DATASET
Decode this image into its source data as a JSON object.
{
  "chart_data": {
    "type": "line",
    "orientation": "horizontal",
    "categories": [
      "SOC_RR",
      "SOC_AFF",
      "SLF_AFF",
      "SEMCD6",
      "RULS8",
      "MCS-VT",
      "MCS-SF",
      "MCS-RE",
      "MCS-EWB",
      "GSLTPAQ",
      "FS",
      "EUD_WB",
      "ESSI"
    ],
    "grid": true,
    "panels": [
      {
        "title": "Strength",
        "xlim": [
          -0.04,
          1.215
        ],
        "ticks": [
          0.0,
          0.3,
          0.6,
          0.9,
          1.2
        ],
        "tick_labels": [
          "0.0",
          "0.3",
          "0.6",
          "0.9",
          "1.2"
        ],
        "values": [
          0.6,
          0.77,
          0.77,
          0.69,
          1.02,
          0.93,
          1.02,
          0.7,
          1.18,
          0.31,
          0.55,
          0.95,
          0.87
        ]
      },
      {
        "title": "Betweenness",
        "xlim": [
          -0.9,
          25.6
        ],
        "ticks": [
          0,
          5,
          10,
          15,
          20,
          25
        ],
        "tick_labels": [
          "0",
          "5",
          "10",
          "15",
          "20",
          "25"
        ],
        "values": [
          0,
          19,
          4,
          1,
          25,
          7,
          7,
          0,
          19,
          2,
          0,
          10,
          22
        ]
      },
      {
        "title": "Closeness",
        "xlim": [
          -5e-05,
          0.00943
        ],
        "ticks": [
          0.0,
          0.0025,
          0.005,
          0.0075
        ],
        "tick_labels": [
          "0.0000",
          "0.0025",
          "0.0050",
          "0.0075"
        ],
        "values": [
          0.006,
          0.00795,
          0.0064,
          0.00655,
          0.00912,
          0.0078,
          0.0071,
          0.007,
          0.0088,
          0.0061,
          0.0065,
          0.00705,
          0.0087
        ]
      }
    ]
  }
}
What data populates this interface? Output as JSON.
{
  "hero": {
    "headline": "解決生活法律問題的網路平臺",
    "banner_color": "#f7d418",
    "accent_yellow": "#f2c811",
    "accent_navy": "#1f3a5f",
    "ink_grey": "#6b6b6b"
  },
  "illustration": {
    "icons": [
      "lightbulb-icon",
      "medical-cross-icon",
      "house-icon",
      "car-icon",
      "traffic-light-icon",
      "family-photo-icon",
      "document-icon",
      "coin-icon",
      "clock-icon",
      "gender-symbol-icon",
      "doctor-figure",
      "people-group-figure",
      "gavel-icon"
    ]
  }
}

TASK STATEMENT
Return, from the data, each line that has the word "this" in it.

THE COMPLETED TASK
Decode this image into its source data as a JSON object.
What data populates this interface? Output as JSON.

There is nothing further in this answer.